------ The input

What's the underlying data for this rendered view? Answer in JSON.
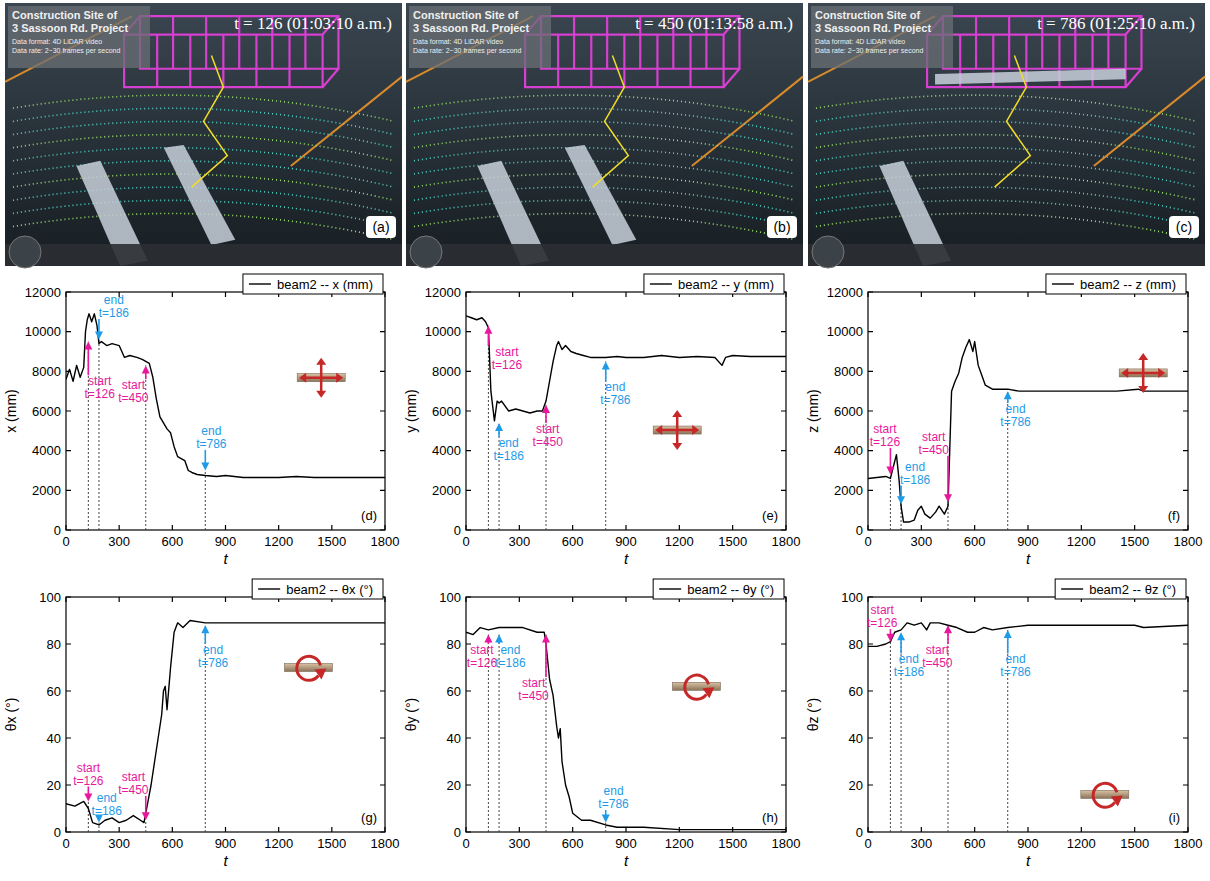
{
  "screenshots": [
    {
      "title": "Construction Site of",
      "subtitle": "3 Sassoon Rd. Project",
      "info": [
        "Data format: 4D LiDAR video",
        "Data rate: 2~30 frames per second"
      ],
      "time": "t = 126 (01:03:10 a.m.)",
      "letter": "(a)"
    },
    {
      "title": "Construction Site of",
      "subtitle": "3 Sassoon Rd. Project",
      "info": [
        "Data format: 4D LiDAR video",
        "Data rate: 2~30 frames per second"
      ],
      "time": "t = 450 (01:13:58 a.m.)",
      "letter": "(b)"
    },
    {
      "title": "Construction Site of",
      "subtitle": "3 Sassoon Rd. Project",
      "info": [
        "Data format: 4D LiDAR video",
        "Data rate: 2~30 frames per second"
      ],
      "time": "t = 786 (01:25:10 a.m.)",
      "letter": "(c)"
    }
  ],
  "chart_data": [
    {
      "type": "line",
      "panel": "(d)",
      "xlabel": "t",
      "ylabel": "x (mm)",
      "x": [
        0,
        20,
        40,
        60,
        80,
        100,
        110,
        120,
        130,
        145,
        160,
        175,
        186,
        200,
        230,
        260,
        300,
        330,
        360,
        400,
        430,
        450,
        470,
        490,
        510,
        530,
        550,
        570,
        590,
        610,
        630,
        650,
        670,
        690,
        710,
        740,
        786,
        850,
        900,
        1000,
        1100,
        1200,
        1300,
        1400,
        1500,
        1600,
        1700,
        1800
      ],
      "series": [
        {
          "name": "beam2 -- x (mm)",
          "color": "#000000",
          "values": [
            7600,
            8100,
            7500,
            8300,
            7700,
            8200,
            10000,
            10600,
            10900,
            10500,
            10900,
            10300,
            9400,
            9500,
            9300,
            9400,
            9300,
            8700,
            8800,
            8700,
            8600,
            8500,
            8400,
            7700,
            6600,
            5700,
            5400,
            5100,
            4900,
            4200,
            3700,
            3600,
            3500,
            3000,
            2900,
            2800,
            2750,
            2700,
            2750,
            2650,
            2650,
            2650,
            2700,
            2650,
            2650,
            2650,
            2650,
            2650
          ]
        }
      ],
      "xlim": [
        0,
        1800
      ],
      "ylim": [
        0,
        12000
      ],
      "xticks": [
        0,
        300,
        600,
        900,
        1200,
        1500,
        1800
      ],
      "yticks": [
        0,
        2000,
        4000,
        6000,
        8000,
        10000,
        12000
      ],
      "legend": "upper right",
      "annotations": [
        {
          "label": "start",
          "text": "t=126",
          "x": 126,
          "y": 9500,
          "x_text": 190,
          "y_text": 7800,
          "color": "#e8179b"
        },
        {
          "label": "end",
          "text": "t=186",
          "x": 186,
          "y": 9600,
          "x_text": 270,
          "y_text": 11900,
          "color": "#1e9be8"
        },
        {
          "label": "start",
          "text": "t=450",
          "x": 450,
          "y": 8300,
          "x_text": 380,
          "y_text": 7600,
          "color": "#e8179b"
        },
        {
          "label": "end",
          "text": "t=786",
          "x": 786,
          "y": 3000,
          "x_text": 820,
          "y_text": 5300,
          "color": "#1e9be8"
        }
      ]
    },
    {
      "type": "line",
      "panel": "(e)",
      "xlabel": "t",
      "ylabel": "y (mm)",
      "x": [
        0,
        30,
        60,
        90,
        110,
        126,
        140,
        160,
        175,
        186,
        200,
        240,
        280,
        320,
        360,
        400,
        430,
        450,
        470,
        490,
        510,
        520,
        540,
        560,
        590,
        620,
        660,
        700,
        786,
        850,
        900,
        1000,
        1100,
        1200,
        1300,
        1400,
        1440,
        1460,
        1500,
        1600,
        1700,
        1800
      ],
      "series": [
        {
          "name": "beam2 -- y (mm)",
          "color": "#000000",
          "values": [
            10800,
            10700,
            10600,
            10700,
            10500,
            10200,
            7000,
            5500,
            6500,
            6400,
            6500,
            6000,
            6100,
            6000,
            5900,
            6000,
            6000,
            6500,
            7500,
            8500,
            9300,
            9500,
            9100,
            9300,
            9000,
            8900,
            8800,
            8700,
            8700,
            8750,
            8700,
            8700,
            8800,
            8700,
            8750,
            8700,
            8300,
            8700,
            8800,
            8750,
            8750,
            8750
          ]
        }
      ],
      "xlim": [
        0,
        1800
      ],
      "ylim": [
        0,
        12000
      ],
      "xticks": [
        0,
        300,
        600,
        900,
        1200,
        1500,
        1800
      ],
      "yticks": [
        0,
        2000,
        4000,
        6000,
        8000,
        10000,
        12000
      ],
      "legend": "upper right",
      "annotations": [
        {
          "label": "start",
          "text": "t=126",
          "x": 126,
          "y": 10300,
          "x_text": 230,
          "y_text": 9300,
          "color": "#e8179b"
        },
        {
          "label": "end",
          "text": "t=186",
          "x": 186,
          "y": 5400,
          "x_text": 240,
          "y_text": 4700,
          "color": "#1e9be8"
        },
        {
          "label": "start",
          "text": "t=450",
          "x": 450,
          "y": 6300,
          "x_text": 460,
          "y_text": 5400,
          "color": "#e8179b"
        },
        {
          "label": "end",
          "text": "t=786",
          "x": 786,
          "y": 8500,
          "x_text": 840,
          "y_text": 7500,
          "color": "#1e9be8"
        }
      ]
    },
    {
      "type": "line",
      "panel": "(f)",
      "xlabel": "t",
      "ylabel": "z (mm)",
      "x": [
        0,
        50,
        100,
        126,
        140,
        160,
        175,
        186,
        200,
        230,
        260,
        280,
        300,
        320,
        350,
        380,
        400,
        430,
        450,
        470,
        490,
        510,
        530,
        550,
        570,
        590,
        600,
        620,
        640,
        660,
        700,
        786,
        850,
        1000,
        1200,
        1400,
        1520,
        1550,
        1800
      ],
      "series": [
        {
          "name": "beam2 -- z (mm)",
          "color": "#000000",
          "values": [
            2600,
            2650,
            2700,
            2600,
            3100,
            3800,
            2500,
            1200,
            400,
            400,
            500,
            1000,
            1200,
            800,
            600,
            900,
            1200,
            800,
            1200,
            7000,
            7500,
            7900,
            8700,
            9200,
            9600,
            9000,
            9500,
            8300,
            7800,
            7300,
            7100,
            7100,
            7000,
            7000,
            7000,
            7000,
            7100,
            7000,
            7000
          ]
        }
      ],
      "xlim": [
        0,
        1800
      ],
      "ylim": [
        0,
        12000
      ],
      "xticks": [
        0,
        300,
        600,
        900,
        1200,
        1500,
        1800
      ],
      "yticks": [
        0,
        2000,
        4000,
        6000,
        8000,
        10000,
        12000
      ],
      "legend": "upper right",
      "annotations": [
        {
          "label": "start",
          "text": "t=126",
          "x": 126,
          "y": 2800,
          "x_text": 95,
          "y_text": 5400,
          "color": "#e8179b"
        },
        {
          "label": "end",
          "text": "t=186",
          "x": 186,
          "y": 1300,
          "x_text": 265,
          "y_text": 3500,
          "color": "#1e9be8"
        },
        {
          "label": "start",
          "text": "t=450",
          "x": 450,
          "y": 1400,
          "x_text": 370,
          "y_text": 5000,
          "color": "#e8179b"
        },
        {
          "label": "end",
          "text": "t=786",
          "x": 786,
          "y": 7000,
          "x_text": 830,
          "y_text": 6400,
          "color": "#1e9be8"
        }
      ]
    },
    {
      "type": "line",
      "panel": "(g)",
      "xlabel": "t",
      "ylabel": "θx (°)",
      "x": [
        0,
        50,
        100,
        126,
        150,
        186,
        220,
        260,
        300,
        340,
        380,
        420,
        440,
        460,
        480,
        500,
        520,
        540,
        550,
        560,
        570,
        590,
        610,
        630,
        660,
        700,
        786,
        900,
        1100,
        1300,
        1500,
        1800
      ],
      "series": [
        {
          "name": "beam2 -- θx (°)",
          "color": "#000000",
          "values": [
            12,
            11,
            13,
            10,
            4,
            3,
            5,
            6,
            4,
            5,
            7,
            5,
            4,
            12,
            20,
            30,
            40,
            50,
            60,
            62,
            52,
            70,
            85,
            89,
            87,
            90,
            89,
            89,
            89,
            89,
            89,
            89
          ]
        }
      ],
      "xlim": [
        0,
        1800
      ],
      "ylim": [
        0,
        100
      ],
      "xticks": [
        0,
        300,
        600,
        900,
        1200,
        1500,
        1800
      ],
      "yticks": [
        0,
        20,
        40,
        60,
        80,
        100
      ],
      "legend": "upper right",
      "annotations": [
        {
          "label": "start",
          "text": "t=126",
          "x": 126,
          "y": 13,
          "x_text": 126,
          "y_text": 30,
          "color": "#e8179b"
        },
        {
          "label": "end",
          "text": "t=186",
          "x": 186,
          "y": 4,
          "x_text": 230,
          "y_text": 17,
          "color": "#1e9be8"
        },
        {
          "label": "start",
          "text": "t=450",
          "x": 450,
          "y": 5,
          "x_text": 380,
          "y_text": 26,
          "color": "#e8179b"
        },
        {
          "label": "end",
          "text": "t=786",
          "x": 786,
          "y": 88,
          "x_text": 830,
          "y_text": 80,
          "color": "#1e9be8"
        }
      ]
    },
    {
      "type": "line",
      "panel": "(h)",
      "xlabel": "t",
      "ylabel": "θy (°)",
      "x": [
        0,
        40,
        80,
        126,
        186,
        250,
        320,
        400,
        440,
        450,
        470,
        490,
        510,
        520,
        530,
        540,
        560,
        580,
        600,
        650,
        700,
        786,
        850,
        1000,
        1200,
        1500,
        1800
      ],
      "series": [
        {
          "name": "beam2 -- θy (°)",
          "color": "#000000",
          "values": [
            85,
            84,
            87,
            86,
            87,
            87,
            87,
            85,
            85,
            80,
            65,
            58,
            45,
            40,
            44,
            30,
            20,
            15,
            8,
            5,
            5,
            3,
            2,
            2,
            1,
            1,
            1
          ]
        }
      ],
      "xlim": [
        0,
        1800
      ],
      "ylim": [
        0,
        100
      ],
      "xticks": [
        0,
        300,
        600,
        900,
        1200,
        1500,
        1800
      ],
      "yticks": [
        0,
        20,
        40,
        60,
        80,
        100
      ],
      "legend": "upper right",
      "annotations": [
        {
          "label": "start",
          "text": "t=126",
          "x": 126,
          "y": 84,
          "x_text": 90,
          "y_text": 80,
          "color": "#e8179b"
        },
        {
          "label": "end",
          "text": "t=186",
          "x": 186,
          "y": 84,
          "x_text": 250,
          "y_text": 80,
          "color": "#1e9be8"
        },
        {
          "label": "start",
          "text": "t=450",
          "x": 450,
          "y": 84,
          "x_text": 380,
          "y_text": 66,
          "color": "#e8179b"
        },
        {
          "label": "end",
          "text": "t=786",
          "x": 786,
          "y": 4,
          "x_text": 830,
          "y_text": 20,
          "color": "#1e9be8"
        }
      ]
    },
    {
      "type": "line",
      "panel": "(i)",
      "xlabel": "t",
      "ylabel": "θz (°)",
      "x": [
        0,
        50,
        100,
        126,
        150,
        186,
        220,
        260,
        300,
        330,
        350,
        400,
        450,
        500,
        560,
        600,
        650,
        700,
        786,
        900,
        1000,
        1200,
        1500,
        1550,
        1800
      ],
      "series": [
        {
          "name": "beam2 -- θz (°)",
          "color": "#000000",
          "values": [
            79,
            79,
            80,
            81,
            85,
            86,
            89,
            88,
            89,
            86,
            89,
            89,
            88,
            87,
            85,
            85,
            87,
            86,
            87,
            88,
            88,
            88,
            88,
            87,
            88
          ]
        }
      ],
      "xlim": [
        0,
        1800
      ],
      "ylim": [
        0,
        100
      ],
      "xticks": [
        0,
        300,
        600,
        900,
        1200,
        1500,
        1800
      ],
      "yticks": [
        0,
        20,
        40,
        60,
        80,
        100
      ],
      "legend": "upper right",
      "annotations": [
        {
          "label": "start",
          "text": "t=126",
          "x": 126,
          "y": 81,
          "x_text": 80,
          "y_text": 97,
          "color": "#e8179b"
        },
        {
          "label": "end",
          "text": "t=186",
          "x": 186,
          "y": 85,
          "x_text": 230,
          "y_text": 76,
          "color": "#1e9be8"
        },
        {
          "label": "start",
          "text": "t=450",
          "x": 450,
          "y": 88,
          "x_text": 390,
          "y_text": 80,
          "color": "#e8179b"
        },
        {
          "label": "end",
          "text": "t=786",
          "x": 786,
          "y": 86,
          "x_text": 830,
          "y_text": 76,
          "color": "#1e9be8"
        }
      ]
    }
  ]
}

------------

Objective. Find the string "time" in the entries above and return each line that holds it.

Solution to the problem.
      "time": "t = 126 (01:03:10 a.m.)",
      "time": "t = 450 (01:13:58 a.m.)",
      "time": "t = 786 (01:25:10 a.m.)",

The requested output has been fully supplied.